Write out the material again word for word, dropping any images it holds.

┌─ STORED RECORDS

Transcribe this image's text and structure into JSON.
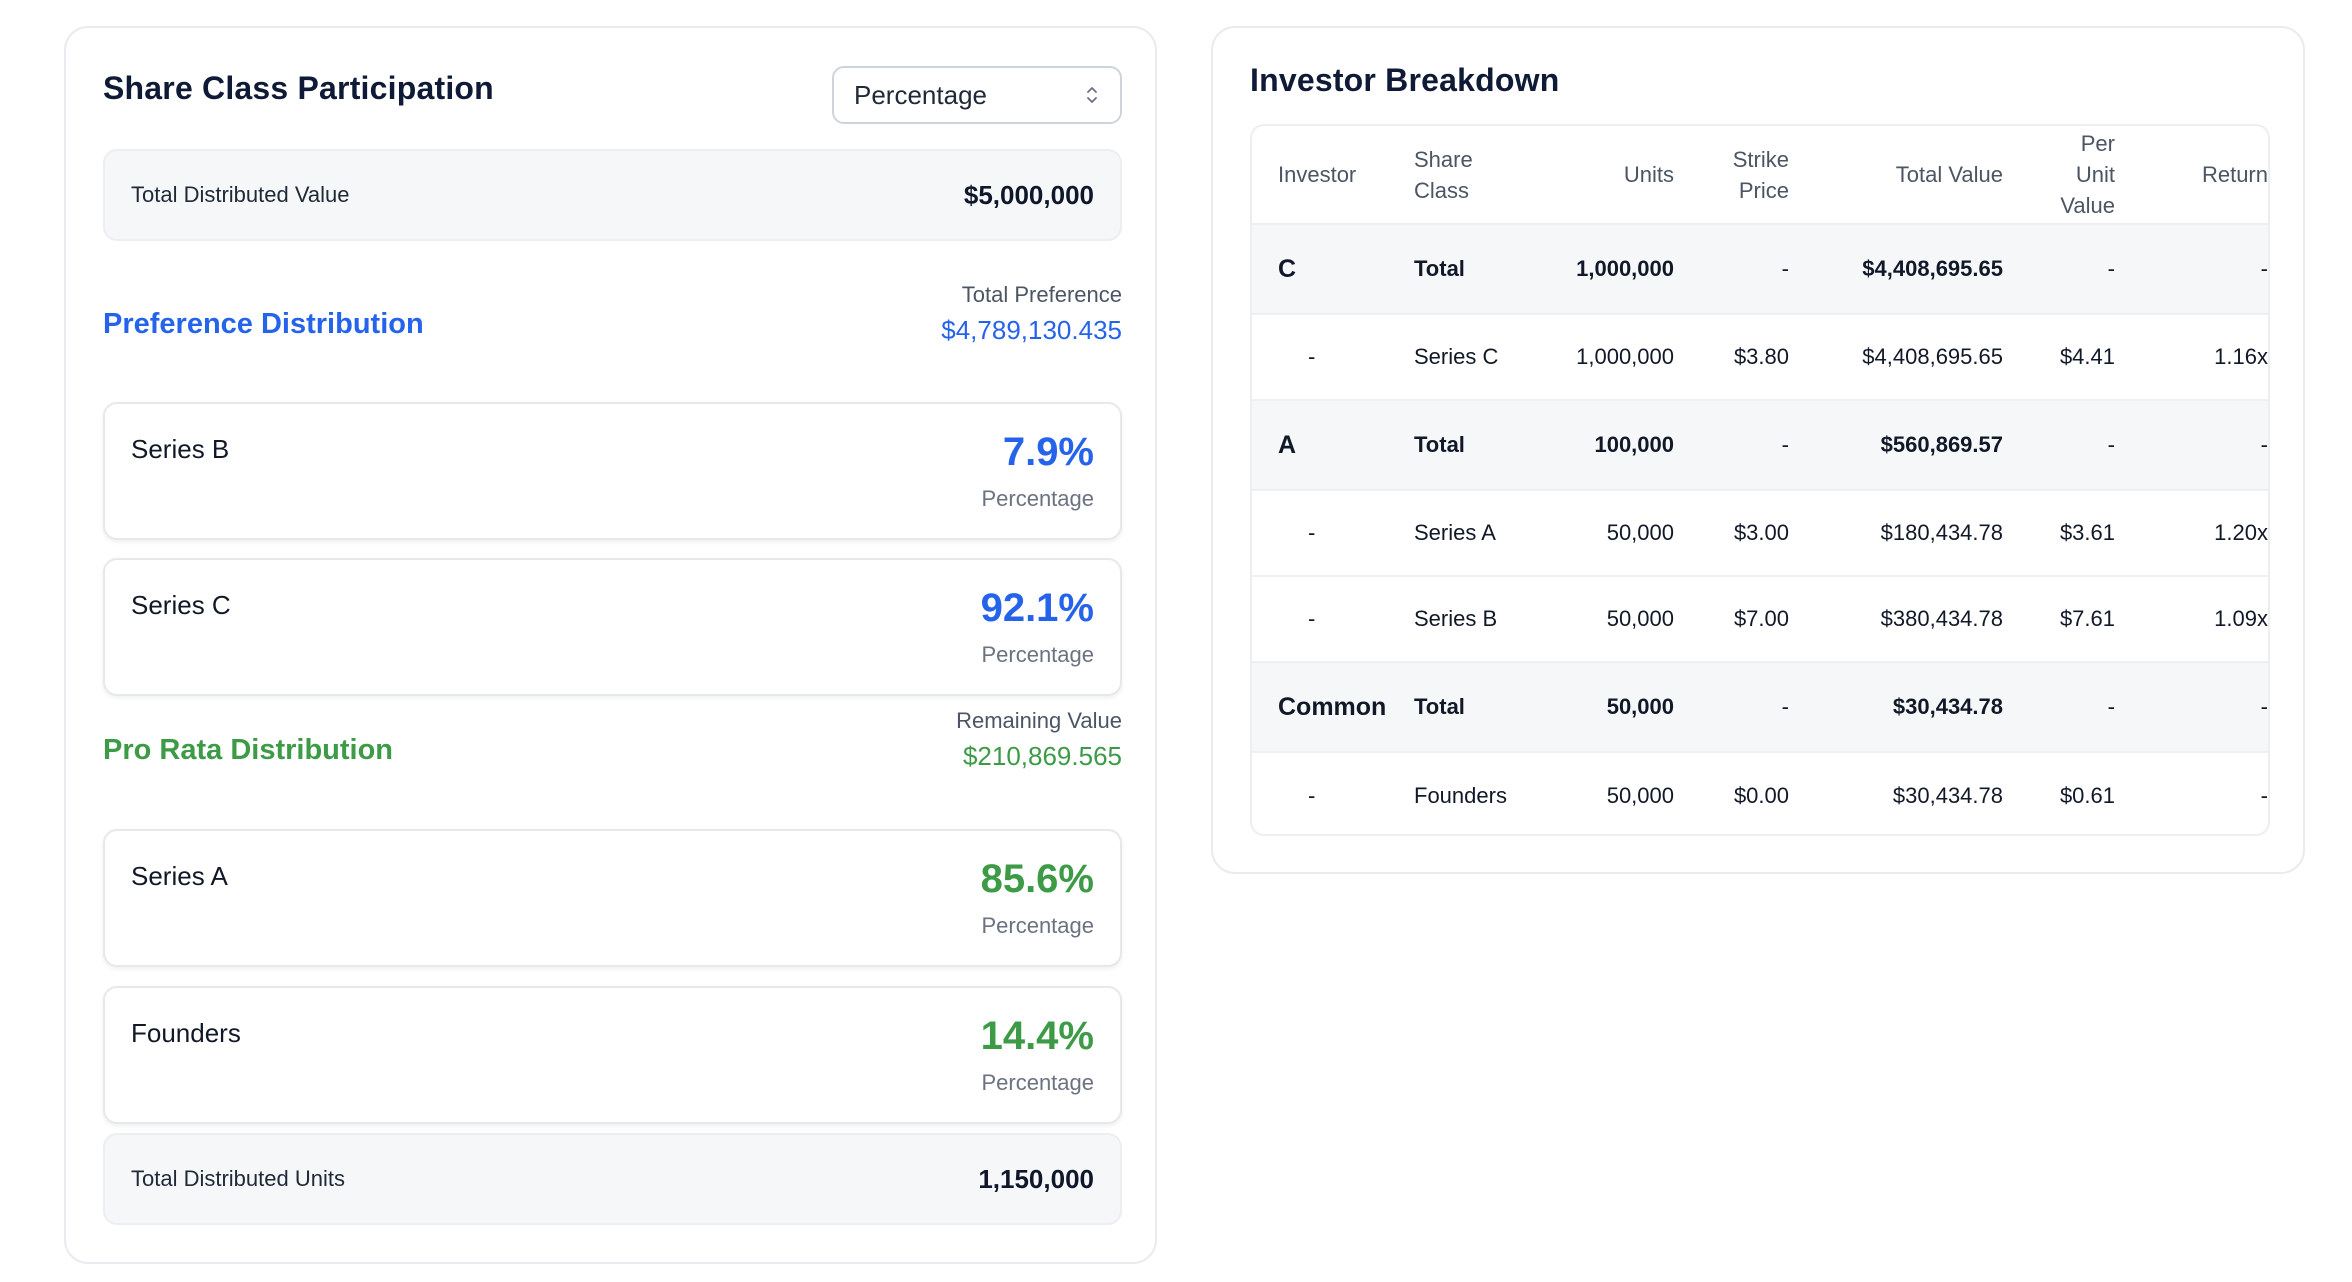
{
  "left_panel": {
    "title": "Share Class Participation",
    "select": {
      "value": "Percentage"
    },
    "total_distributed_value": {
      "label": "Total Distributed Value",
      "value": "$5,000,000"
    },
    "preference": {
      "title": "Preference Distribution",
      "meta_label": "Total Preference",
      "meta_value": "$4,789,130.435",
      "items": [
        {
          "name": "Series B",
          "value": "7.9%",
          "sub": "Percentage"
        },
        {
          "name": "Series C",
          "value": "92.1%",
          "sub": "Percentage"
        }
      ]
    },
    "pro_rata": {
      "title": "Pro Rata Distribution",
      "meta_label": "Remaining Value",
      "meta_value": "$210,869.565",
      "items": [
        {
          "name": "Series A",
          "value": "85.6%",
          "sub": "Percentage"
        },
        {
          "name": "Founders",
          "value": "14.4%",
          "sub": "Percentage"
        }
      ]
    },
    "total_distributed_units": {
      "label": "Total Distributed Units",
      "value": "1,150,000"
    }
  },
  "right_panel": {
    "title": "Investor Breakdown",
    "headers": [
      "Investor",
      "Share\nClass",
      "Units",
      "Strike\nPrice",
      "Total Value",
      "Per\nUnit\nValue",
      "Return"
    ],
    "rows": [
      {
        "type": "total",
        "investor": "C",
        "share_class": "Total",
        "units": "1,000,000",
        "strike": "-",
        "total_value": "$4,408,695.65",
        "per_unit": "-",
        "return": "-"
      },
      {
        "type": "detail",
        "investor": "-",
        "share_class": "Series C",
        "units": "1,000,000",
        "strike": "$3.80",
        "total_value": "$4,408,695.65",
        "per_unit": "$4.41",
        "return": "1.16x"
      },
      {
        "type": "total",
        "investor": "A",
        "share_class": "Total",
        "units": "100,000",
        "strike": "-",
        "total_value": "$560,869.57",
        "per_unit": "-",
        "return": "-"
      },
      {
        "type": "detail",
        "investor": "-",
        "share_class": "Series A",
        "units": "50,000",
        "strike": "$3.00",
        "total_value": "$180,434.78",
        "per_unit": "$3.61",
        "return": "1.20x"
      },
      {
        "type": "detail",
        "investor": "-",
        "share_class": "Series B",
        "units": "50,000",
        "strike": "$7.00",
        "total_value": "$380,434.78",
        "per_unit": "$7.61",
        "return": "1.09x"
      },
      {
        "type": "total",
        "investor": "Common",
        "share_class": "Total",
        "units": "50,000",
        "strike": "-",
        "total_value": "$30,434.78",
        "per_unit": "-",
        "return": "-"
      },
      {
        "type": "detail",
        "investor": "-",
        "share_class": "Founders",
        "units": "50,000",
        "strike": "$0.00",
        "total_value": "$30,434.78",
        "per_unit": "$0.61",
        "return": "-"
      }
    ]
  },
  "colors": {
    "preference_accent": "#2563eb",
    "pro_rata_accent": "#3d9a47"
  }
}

└─

* **FINISHED TASK**
Transcribe this image's text and structure into JSON.
{
  "left_panel": {
    "title": "Share Class Participation",
    "select": {
      "value": "Percentage"
    },
    "total_distributed_value": {
      "label": "Total Distributed Value",
      "value": "$5,000,000"
    },
    "preference": {
      "title": "Preference Distribution",
      "meta_label": "Total Preference",
      "meta_value": "$4,789,130.435",
      "items": [
        {
          "name": "Series B",
          "value": "7.9%",
          "sub": "Percentage"
        },
        {
          "name": "Series C",
          "value": "92.1%",
          "sub": "Percentage"
        }
      ]
    },
    "pro_rata": {
      "title": "Pro Rata Distribution",
      "meta_label": "Remaining Value",
      "meta_value": "$210,869.565",
      "items": [
        {
          "name": "Series A",
          "value": "85.6%",
          "sub": "Percentage"
        },
        {
          "name": "Founders",
          "value": "14.4%",
          "sub": "Percentage"
        }
      ]
    },
    "total_distributed_units": {
      "label": "Total Distributed Units",
      "value": "1,150,000"
    }
  },
  "right_panel": {
    "title": "Investor Breakdown",
    "headers": [
      "Investor",
      "Share\nClass",
      "Units",
      "Strike\nPrice",
      "Total Value",
      "Per\nUnit\nValue",
      "Return"
    ],
    "rows": [
      {
        "type": "total",
        "investor": "C",
        "share_class": "Total",
        "units": "1,000,000",
        "strike": "-",
        "total_value": "$4,408,695.65",
        "per_unit": "-",
        "return": "-"
      },
      {
        "type": "detail",
        "investor": "-",
        "share_class": "Series C",
        "units": "1,000,000",
        "strike": "$3.80",
        "total_value": "$4,408,695.65",
        "per_unit": "$4.41",
        "return": "1.16x"
      },
      {
        "type": "total",
        "investor": "A",
        "share_class": "Total",
        "units": "100,000",
        "strike": "-",
        "total_value": "$560,869.57",
        "per_unit": "-",
        "return": "-"
      },
      {
        "type": "detail",
        "investor": "-",
        "share_class": "Series A",
        "units": "50,000",
        "strike": "$3.00",
        "total_value": "$180,434.78",
        "per_unit": "$3.61",
        "return": "1.20x"
      },
      {
        "type": "detail",
        "investor": "-",
        "share_class": "Series B",
        "units": "50,000",
        "strike": "$7.00",
        "total_value": "$380,434.78",
        "per_unit": "$7.61",
        "return": "1.09x"
      },
      {
        "type": "total",
        "investor": "Common",
        "share_class": "Total",
        "units": "50,000",
        "strike": "-",
        "total_value": "$30,434.78",
        "per_unit": "-",
        "return": "-"
      },
      {
        "type": "detail",
        "investor": "-",
        "share_class": "Founders",
        "units": "50,000",
        "strike": "$0.00",
        "total_value": "$30,434.78",
        "per_unit": "$0.61",
        "return": "-"
      }
    ]
  },
  "colors": {
    "preference_accent": "#2563eb",
    "pro_rata_accent": "#3d9a47"
  }
}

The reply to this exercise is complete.